Sysadmin

Random Thoughts, Time Machine edition


Dear Amazon,

You know the drill:

Hmmm, have they done an isekai series about ending up in another world as a monster-girl samurai psychologist yet?

Fun Mac Fact

If a Time Machine backup is interrupted for any reason, it may leave behind an unkillable backupd process. If this happens, even automatic local snapshots will stop working until you reboot. And by “reboot” I mean power-cycle, because MacOS doesn’t know what to do about an unkillable system process; it kills off everything it can and then just sits there, helpless.

Part of the problem is that the menubar indicator that’s supposed to show when a backup is active does not include the “preparing” or “stopping” stages, so if you were to, say, close your laptop lid during those stages, or change your network configuration by starting a VPN connection or switching from wired to wireless, you could trigger the problem.

For more fun, if your Time Machine backups are on a NAS, they’re stored in a disk image, which needs to be fscked periodically (part of the lengthy “verifying” stage), and must be fscked after any error. And that can take hours. And if it fails, the only solution Apple offers is to destroy your entire backup history and start over, potentially leaving you with no backups at all until the first new one completes, which, again, takes hours, especially with the default “run really slow in the background” setting enabled.

Pro tip:

sudo sysctl debug.lowpri_throttle_enabled=0

There are instructions (1, 2, but none from Apple) for how to manually fsck a TM image (possibly multiple times) and correctly mark it as usable again, a process that has the potential to take days.

And that’s why I keep two separate SuperDuper backups of my laptop in addition to the two separate TM backup drives (the “belt, suspenders, bungee cords, and super-glue” approach). Time Machine is far too fragile to rely on for anything but quick single-file restores, although it can be useful for migrating to replacement hardware that won’t boot a cloned disk.

• _Data rows_:
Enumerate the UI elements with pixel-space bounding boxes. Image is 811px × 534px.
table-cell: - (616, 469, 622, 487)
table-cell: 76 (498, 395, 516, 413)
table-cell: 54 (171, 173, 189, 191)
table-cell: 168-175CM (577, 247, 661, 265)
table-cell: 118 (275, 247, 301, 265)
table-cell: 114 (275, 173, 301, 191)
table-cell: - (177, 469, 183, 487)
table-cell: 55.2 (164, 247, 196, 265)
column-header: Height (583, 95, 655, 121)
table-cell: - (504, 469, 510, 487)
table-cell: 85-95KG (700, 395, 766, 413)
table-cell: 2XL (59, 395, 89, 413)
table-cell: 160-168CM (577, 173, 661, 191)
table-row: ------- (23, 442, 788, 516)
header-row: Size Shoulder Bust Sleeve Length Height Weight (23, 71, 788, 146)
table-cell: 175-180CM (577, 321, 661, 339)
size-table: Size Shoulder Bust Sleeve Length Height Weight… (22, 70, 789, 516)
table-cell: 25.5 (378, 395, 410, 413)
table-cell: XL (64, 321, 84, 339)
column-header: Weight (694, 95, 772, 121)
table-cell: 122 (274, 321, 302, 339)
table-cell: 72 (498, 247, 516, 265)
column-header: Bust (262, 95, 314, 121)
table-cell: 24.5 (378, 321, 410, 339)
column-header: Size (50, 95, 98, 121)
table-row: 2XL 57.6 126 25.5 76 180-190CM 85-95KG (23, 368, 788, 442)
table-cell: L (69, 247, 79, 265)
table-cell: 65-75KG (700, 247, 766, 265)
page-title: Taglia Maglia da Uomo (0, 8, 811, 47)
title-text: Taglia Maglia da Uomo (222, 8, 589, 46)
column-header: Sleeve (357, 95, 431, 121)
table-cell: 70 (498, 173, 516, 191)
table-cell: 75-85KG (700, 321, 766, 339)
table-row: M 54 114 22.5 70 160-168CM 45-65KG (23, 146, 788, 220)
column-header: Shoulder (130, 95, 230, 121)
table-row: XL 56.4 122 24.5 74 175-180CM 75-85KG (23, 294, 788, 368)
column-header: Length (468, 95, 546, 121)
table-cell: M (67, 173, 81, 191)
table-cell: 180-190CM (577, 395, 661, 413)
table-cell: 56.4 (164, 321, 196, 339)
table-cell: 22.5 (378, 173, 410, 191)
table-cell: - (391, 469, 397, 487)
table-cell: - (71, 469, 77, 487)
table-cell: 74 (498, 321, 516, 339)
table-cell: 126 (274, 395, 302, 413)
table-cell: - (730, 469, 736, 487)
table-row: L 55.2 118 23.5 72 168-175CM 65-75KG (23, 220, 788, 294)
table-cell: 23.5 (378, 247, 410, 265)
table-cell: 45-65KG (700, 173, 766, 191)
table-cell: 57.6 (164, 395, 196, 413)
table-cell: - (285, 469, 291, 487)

• _What this exercise asks_:
#1 Please rewrite the Time Machine post from "There are instructions" up to and including "a cloned disk.", renaming "TM" to "Time Machine".
#2 Name every Time Machine backup stage that the Time Machine post puts in quotation marks.

• _Exercise results_:
#1
There are instructions (1, 2, but none from Apple) for how to manually fsck a Time Machine image (possibly multiple times) and correctly mark it as usable again, a process that has the potential to take days.

And that’s why I keep two separate SuperDuper backups of my laptop in addition to the two separate Time Machine backup drives (the “belt, suspenders, bungee cords, and super-glue” approach). Time Machine is far too fragile to rely on for anything but quick single-file restores, although it can be useful for migrating to replacement hardware that won’t boot a cloned disk.

#2
- "preparing"
- "stopping"
- "verifying"